[START OF Exercise material]

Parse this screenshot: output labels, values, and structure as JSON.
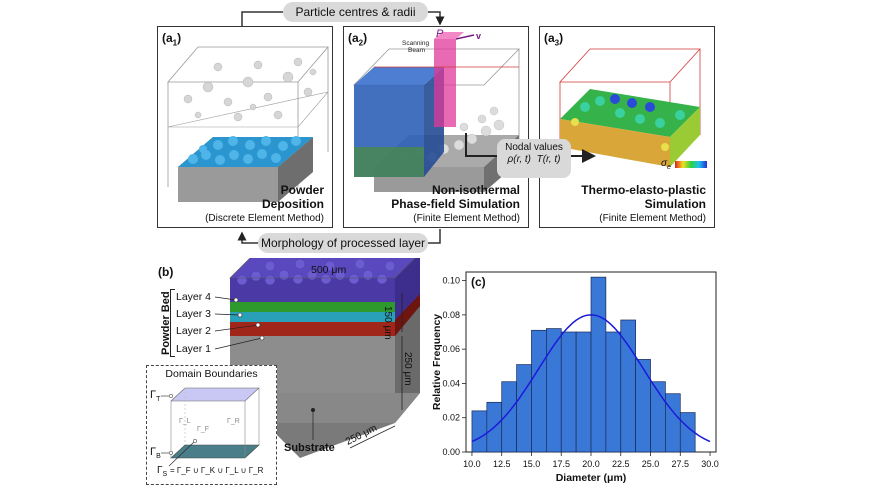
{
  "top": {
    "pill_top": "Particle centres & radii",
    "pill_bottom": "Morphology of processed layer",
    "a1": {
      "label_main": "(a",
      "label_sub": "1",
      "label_end": ")",
      "title_line1": "Powder",
      "title_line2": "Deposition",
      "method": "(Discrete Element Method)"
    },
    "a2": {
      "label_main": "(a",
      "label_sub": "2",
      "label_end": ")",
      "title_line1": "Non-isothermal",
      "title_line2": "Phase-field Simulation",
      "method": "(Finite Element Method)",
      "beam_label_1": "Scanning",
      "beam_label_2": "Beam",
      "power_symbol": "P",
      "velocity_symbol": "v"
    },
    "a3": {
      "label_main": "(a",
      "label_sub": "3",
      "label_end": ")",
      "title_line1": "Thermo-elasto-plastic",
      "title_line2": "Simulation",
      "method": "(Finite Element Method)",
      "stress_symbol": "σ",
      "stress_sub": "e"
    },
    "nodal": {
      "line1": "Nodal values",
      "rho": "ρ(r, t)",
      "temp": "T(r, t)"
    }
  },
  "b": {
    "label": "(b)",
    "width_dim": "500 μm",
    "bed_height_dim": "150 μm",
    "substrate_height_dim": "250 μm",
    "depth_dim": "250 μm",
    "powder_bed_label": "Powder Bed",
    "layers": [
      "Layer 4",
      "Layer 3",
      "Layer 2",
      "Layer 1"
    ],
    "substrate_label": "Substrate",
    "domain_title": "Domain Boundaries",
    "gamma_T": "Γ",
    "gamma_T_sub": "T",
    "gamma_B": "Γ",
    "gamma_B_sub": "B",
    "gamma_S": "Γ",
    "gamma_S_sub": "S",
    "gamma_S_eq": "= Γ_F ∪ Γ_K ∪ Γ_L ∪ Γ_R",
    "face_L": "Γ_L",
    "face_F": "Γ_F",
    "face_R": "Γ_R"
  },
  "chart_data": {
    "type": "bar",
    "label": "(c)",
    "xlabel": "Diameter (μm)",
    "ylabel": "Relative Frequency",
    "xlim": [
      9.5,
      30.5
    ],
    "ylim": [
      0,
      0.105
    ],
    "xticks": [
      "10.0",
      "12.5",
      "15.0",
      "17.5",
      "20.0",
      "22.5",
      "25.0",
      "27.5",
      "30.0"
    ],
    "yticks": [
      "0.00",
      "0.02",
      "0.04",
      "0.06",
      "0.08",
      "0.10"
    ],
    "bin_edges": [
      10.0,
      11.25,
      12.5,
      13.75,
      15.0,
      16.25,
      17.5,
      18.75,
      20.0,
      21.25,
      22.5,
      23.75,
      25.0,
      26.25,
      27.5,
      28.75
    ],
    "values": [
      0.024,
      0.029,
      0.041,
      0.051,
      0.071,
      0.072,
      0.07,
      0.07,
      0.102,
      0.07,
      0.077,
      0.054,
      0.041,
      0.034,
      0.023
    ],
    "bar_color": "#3a78d8",
    "fit_curve": {
      "type": "normal",
      "mean": 20.0,
      "std": 4.4,
      "peak": 0.08,
      "color": "#1a1adb"
    }
  }
}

[END OF Exercise material]

▶ [What needs to be done]:
Look through the entries above for the word "Powder". Copy every line where it shows up.

▶ [Final answer]:
      "title_line1": "Powder",
    "powder_bed_label": "Powder Bed",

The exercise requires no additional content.